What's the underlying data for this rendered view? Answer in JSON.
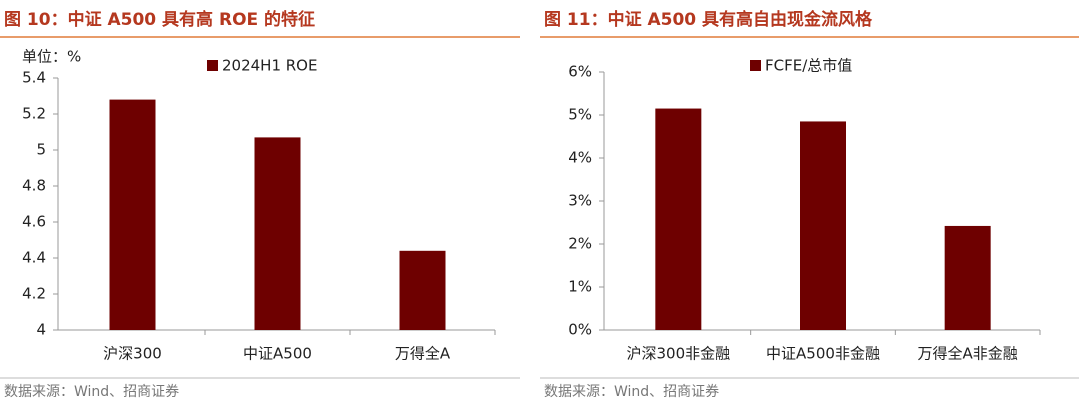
{
  "chart_data": [
    {
      "type": "bar",
      "title": "图 10：中证 A500 具有高 ROE 的特征",
      "unit_label": "单位：%",
      "categories": [
        "沪深300",
        "中证A500",
        "万得全A"
      ],
      "series": [
        {
          "name": "2024H1 ROE",
          "color": "#6e0000",
          "values": [
            5.28,
            5.07,
            4.44
          ]
        }
      ],
      "ylim": [
        4,
        5.4
      ],
      "yticks": [
        4,
        4.2,
        4.4,
        4.6,
        4.8,
        5,
        5.2,
        5.4
      ],
      "source": "数据来源：Wind、招商证券"
    },
    {
      "type": "bar",
      "title": "图 11：中证 A500 具有高自由现金流风格",
      "categories": [
        "沪深300非金融",
        "中证A500非金融",
        "万得全A非金融"
      ],
      "series": [
        {
          "name": "FCFE/总市值",
          "color": "#6e0000",
          "values": [
            5.15,
            4.85,
            2.42
          ]
        }
      ],
      "ylim": [
        0,
        6
      ],
      "yticks": [
        {
          "value": 0,
          "label": "0%"
        },
        {
          "value": 1,
          "label": "1%"
        },
        {
          "value": 2,
          "label": "2%"
        },
        {
          "value": 3,
          "label": "3%"
        },
        {
          "value": 4,
          "label": "4%"
        },
        {
          "value": 5,
          "label": "5%"
        },
        {
          "value": 6,
          "label": "6%"
        }
      ],
      "source": "数据来源：Wind、招商证券"
    }
  ]
}
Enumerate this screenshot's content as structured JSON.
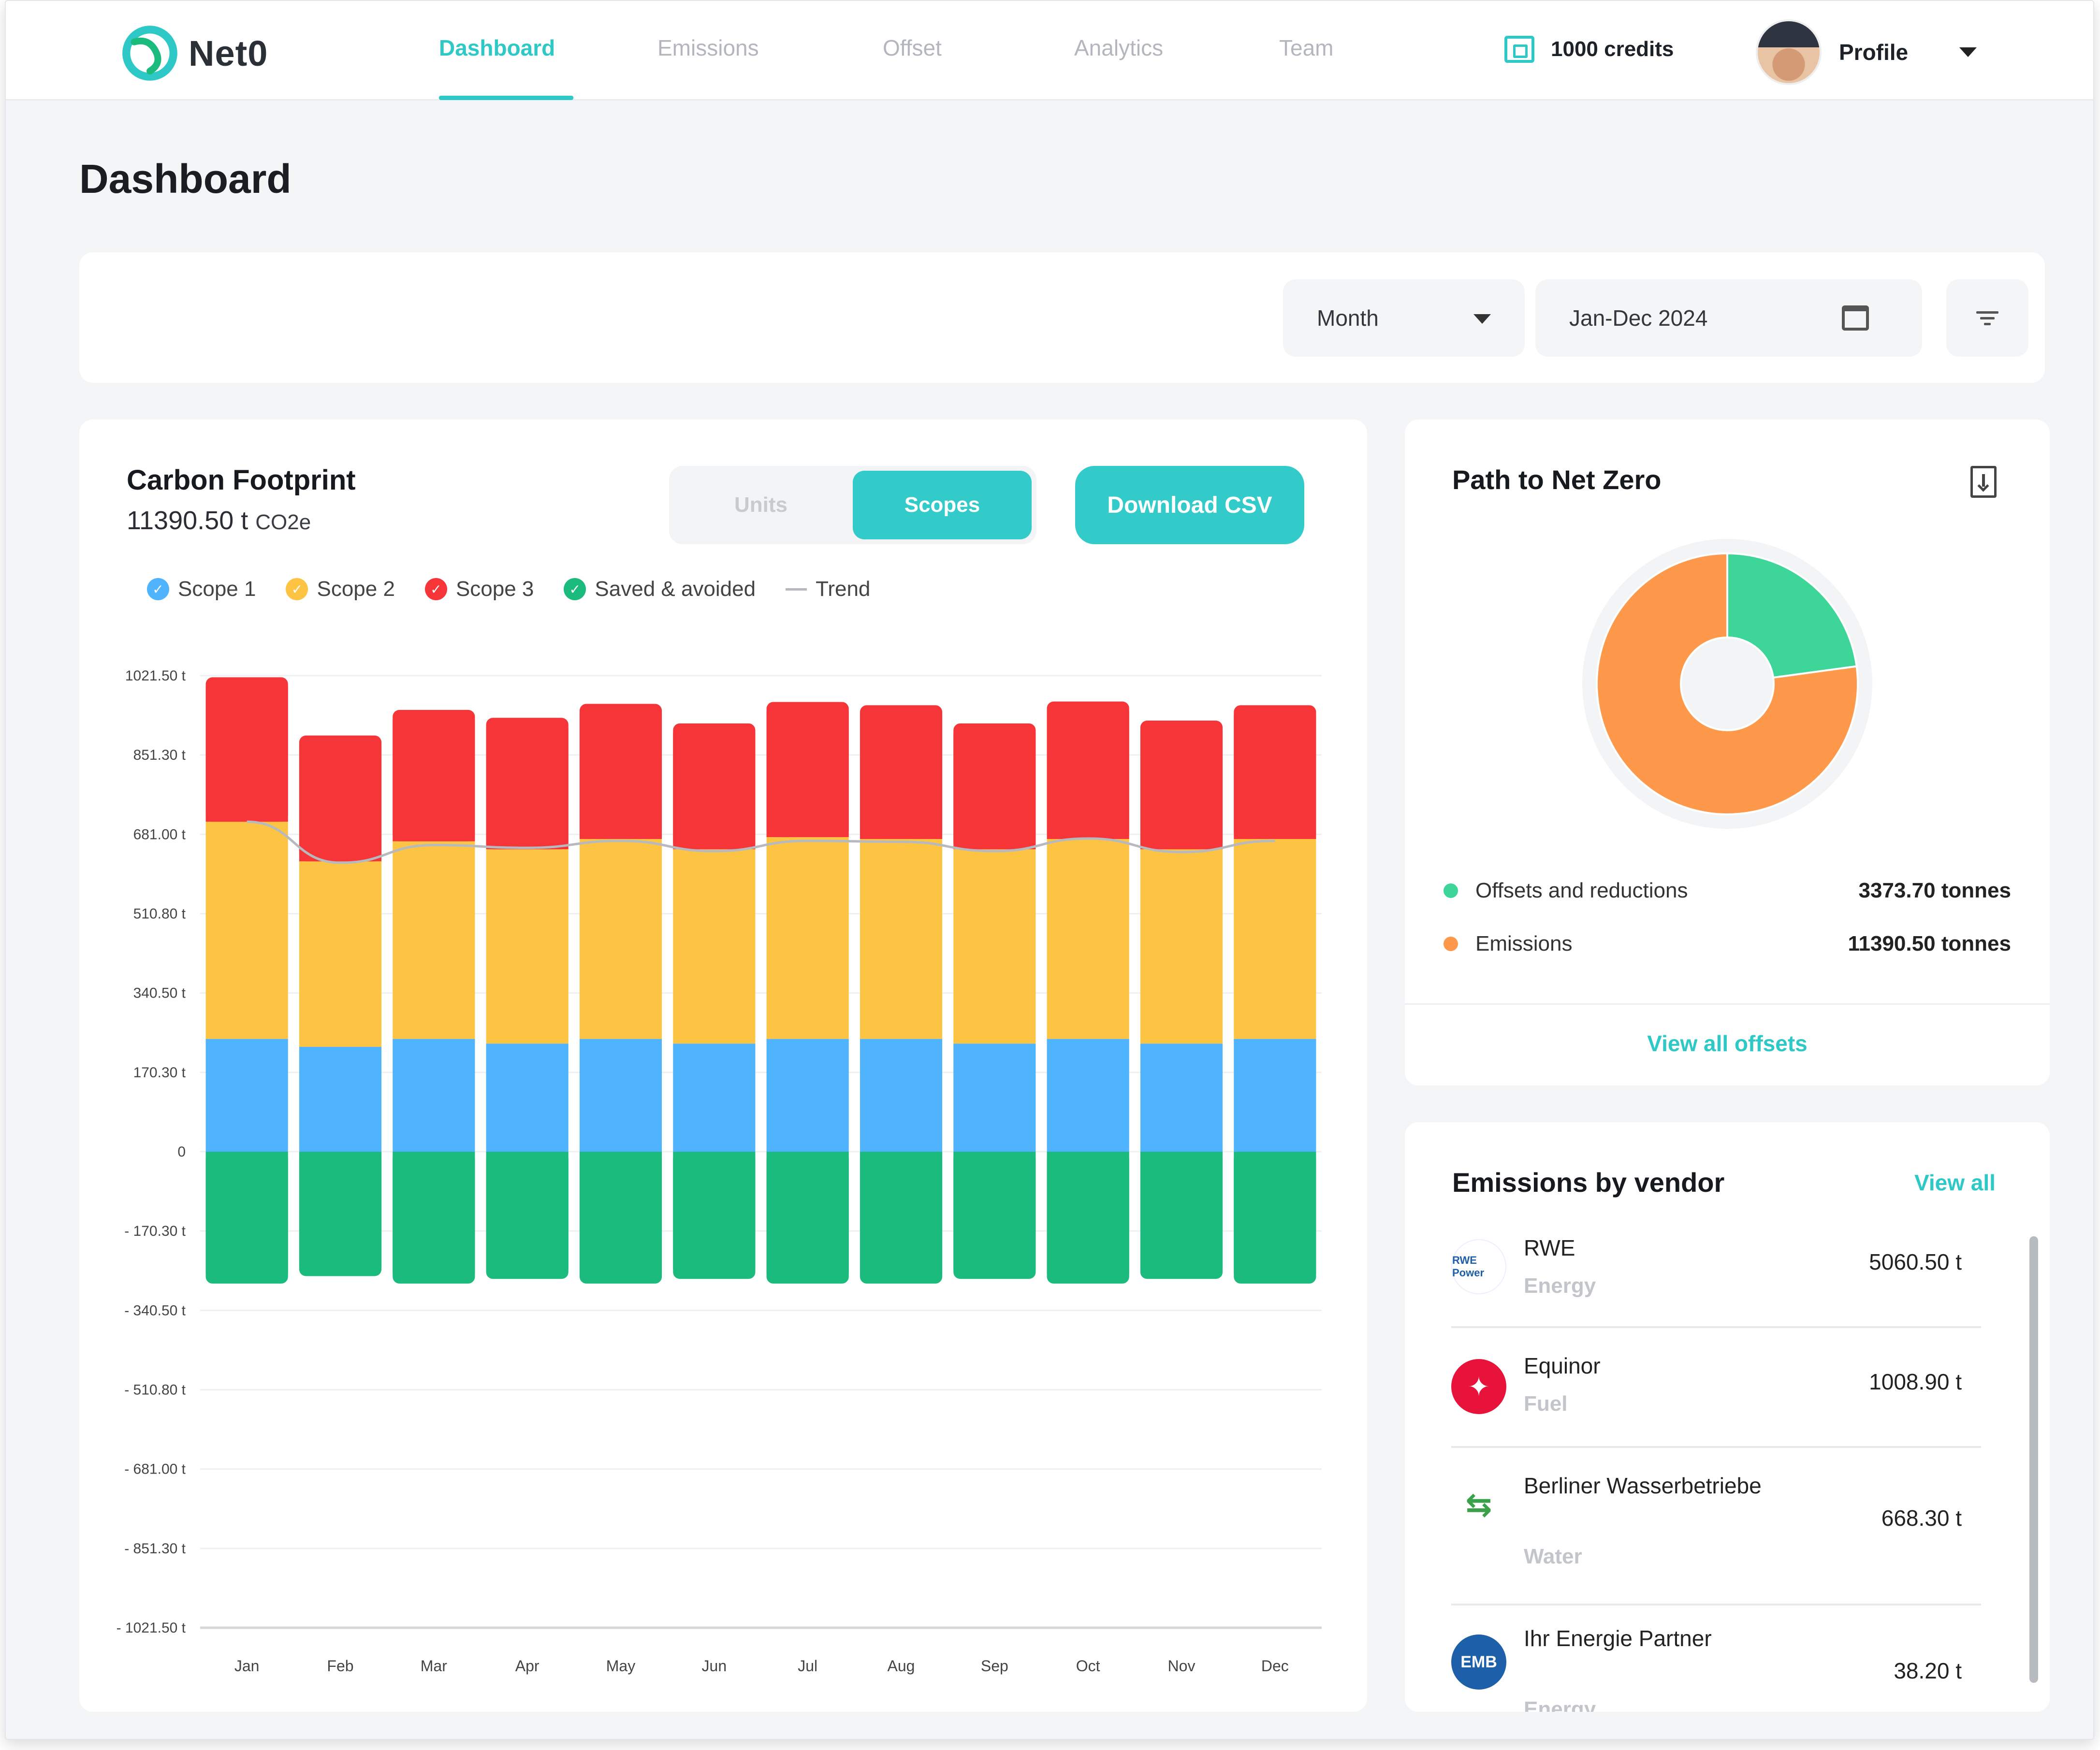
{
  "brand": {
    "name": "Net0"
  },
  "nav": {
    "tabs": [
      "Dashboard",
      "Emissions",
      "Offset",
      "Analytics",
      "Team"
    ],
    "active": "Dashboard"
  },
  "credits": {
    "label": "1000 credits"
  },
  "profile": {
    "label": "Profile"
  },
  "page_title": "Dashboard",
  "filters": {
    "period": "Month",
    "date_range": "Jan-Dec 2024"
  },
  "carbon": {
    "title": "Carbon Footprint",
    "total": "11390.50 t",
    "unit": "CO2e",
    "toggle": {
      "units": "Units",
      "scopes": "Scopes",
      "active": "Scopes"
    },
    "download_label": "Download CSV",
    "legend": [
      {
        "label": "Scope 1",
        "color": "#4fb3fd"
      },
      {
        "label": "Scope 2",
        "color": "#fdc444"
      },
      {
        "label": "Scope 3",
        "color": "#f53538"
      },
      {
        "label": "Saved & avoided",
        "color": "#1bbb7d"
      },
      {
        "label": "Trend",
        "color": "#b6b9be"
      }
    ]
  },
  "chart_data": {
    "type": "bar",
    "stacked": true,
    "categories": [
      "Jan",
      "Feb",
      "Mar",
      "Apr",
      "May",
      "Jun",
      "Jul",
      "Aug",
      "Sep",
      "Oct",
      "Nov",
      "Dec"
    ],
    "y_ticks": [
      "1021.50 t",
      "851.30 t",
      "681.00 t",
      "510.80 t",
      "340.50 t",
      "170.30 t",
      "0",
      "- 170.30 t",
      "- 340.50 t",
      "- 510.80 t",
      "- 681.00 t",
      "- 851.30 t",
      "- 1021.50 t"
    ],
    "ylim": [
      -1021.5,
      1021.5
    ],
    "grid": true,
    "series": [
      {
        "name": "Scope 1",
        "color": "#4fb3fd",
        "values": [
          242,
          225,
          242,
          232,
          242,
          232,
          242,
          242,
          232,
          242,
          232,
          242
        ]
      },
      {
        "name": "Scope 2",
        "color": "#fdc444",
        "values": [
          466,
          398,
          424,
          417,
          429,
          417,
          433,
          429,
          417,
          429,
          417,
          429
        ]
      },
      {
        "name": "Scope 3",
        "color": "#f53538",
        "values": [
          310,
          270,
          282,
          282,
          290,
          270,
          290,
          287,
          270,
          295,
          276,
          287
        ]
      },
      {
        "name": "Saved & avoided",
        "color": "#1bbb7d",
        "values": [
          -283,
          -267,
          -283,
          -273,
          -283,
          -273,
          -283,
          -283,
          -273,
          -283,
          -273,
          -283
        ]
      }
    ],
    "trend": {
      "name": "Trend",
      "color": "#b6b9be",
      "values": [
        708,
        620,
        658,
        652,
        667,
        645,
        667,
        665,
        645,
        672,
        643,
        667
      ]
    }
  },
  "net_zero": {
    "title": "Path to Net Zero",
    "items": [
      {
        "label": "Offsets and reductions",
        "value": "3373.70 tonnes",
        "amount": 3373.7,
        "color": "#3dd598"
      },
      {
        "label": "Emissions",
        "value": "11390.50 tonnes",
        "amount": 11390.5,
        "color": "#fe984a"
      }
    ],
    "link": "View all offsets"
  },
  "vendors": {
    "title": "Emissions by vendor",
    "view_all": "View all",
    "items": [
      {
        "name": "RWE",
        "category": "Energy",
        "amount": "5060.50 t",
        "logo_text": "RWE Power",
        "logo_color": "#ffffff"
      },
      {
        "name": "Equinor",
        "category": "Fuel",
        "amount": "1008.90 t",
        "logo_text": "",
        "logo_color": "#e8133b"
      },
      {
        "name": "Berliner Wasserbetriebe",
        "category": "Water",
        "amount": "668.30 t",
        "logo_text": "",
        "logo_color": "#ffffff"
      },
      {
        "name": "Ihr Energie Partner",
        "category": "Energy",
        "amount": "38.20 t",
        "logo_text": "EMB",
        "logo_color": "#1d5fa8"
      }
    ]
  }
}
============================================================
Identify how many lines in the entries above include the string "this", then state that number alone.

Answer to the problem :: 2